(Stored data)
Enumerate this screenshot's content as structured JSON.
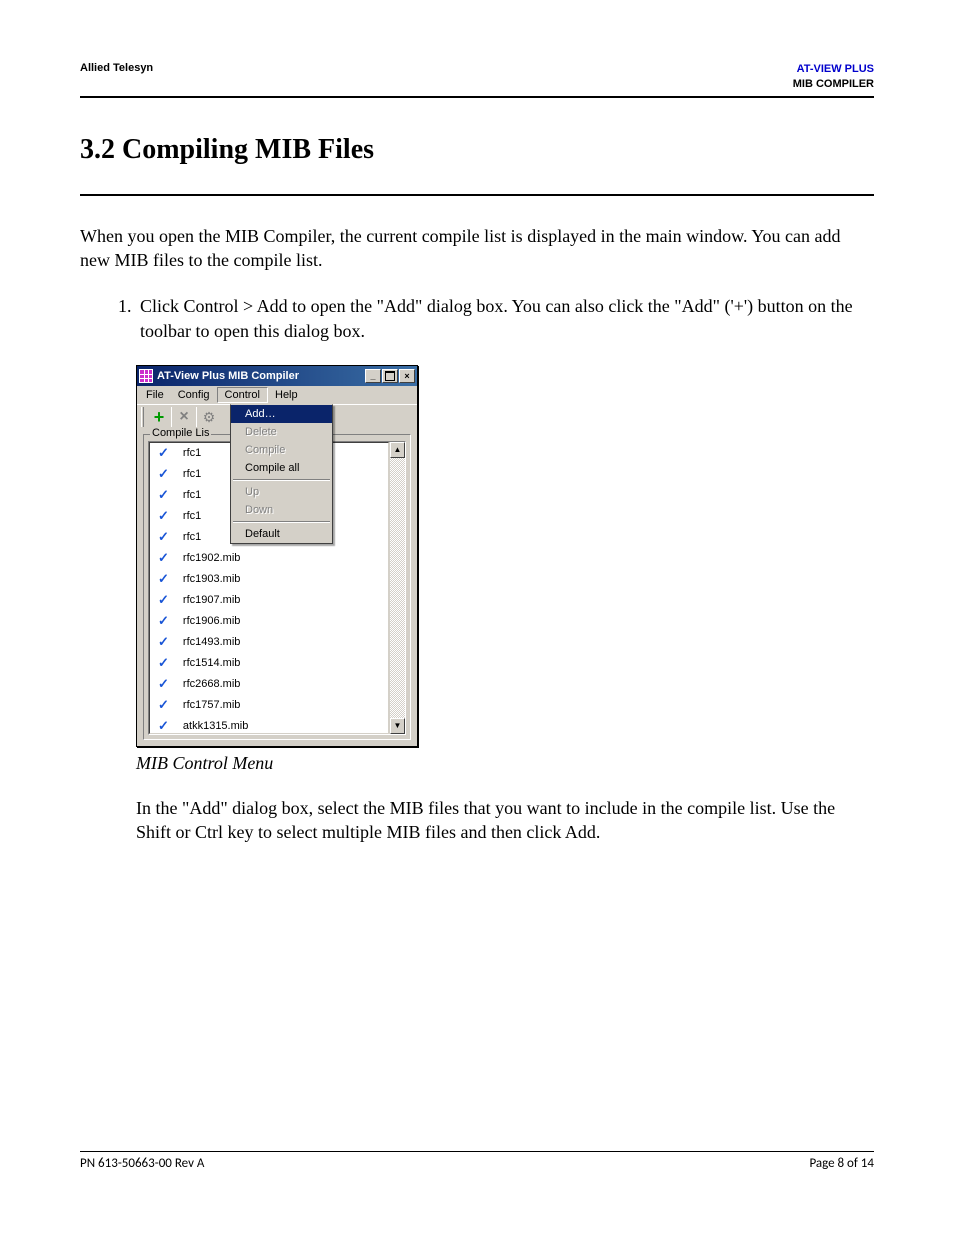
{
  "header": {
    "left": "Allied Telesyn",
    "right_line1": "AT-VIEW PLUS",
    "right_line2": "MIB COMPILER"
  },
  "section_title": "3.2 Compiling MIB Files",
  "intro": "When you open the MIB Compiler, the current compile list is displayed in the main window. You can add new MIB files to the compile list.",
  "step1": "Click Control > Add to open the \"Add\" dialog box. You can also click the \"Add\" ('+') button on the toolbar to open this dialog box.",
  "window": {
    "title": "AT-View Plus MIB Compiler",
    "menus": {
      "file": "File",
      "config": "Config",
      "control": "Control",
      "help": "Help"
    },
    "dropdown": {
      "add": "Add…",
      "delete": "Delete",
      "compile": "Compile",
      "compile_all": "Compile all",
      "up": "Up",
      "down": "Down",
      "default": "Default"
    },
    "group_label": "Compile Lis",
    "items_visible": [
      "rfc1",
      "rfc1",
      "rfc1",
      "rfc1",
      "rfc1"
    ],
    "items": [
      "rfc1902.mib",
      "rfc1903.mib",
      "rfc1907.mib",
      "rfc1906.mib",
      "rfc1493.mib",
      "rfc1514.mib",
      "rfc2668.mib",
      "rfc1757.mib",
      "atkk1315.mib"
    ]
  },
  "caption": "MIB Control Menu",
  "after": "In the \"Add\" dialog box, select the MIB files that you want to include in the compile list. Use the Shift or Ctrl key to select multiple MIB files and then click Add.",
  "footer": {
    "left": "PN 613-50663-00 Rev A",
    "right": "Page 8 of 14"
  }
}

#### Problem details:
Tally up the lines of the listing containing the word "open". Give only the total.

#### The output:
2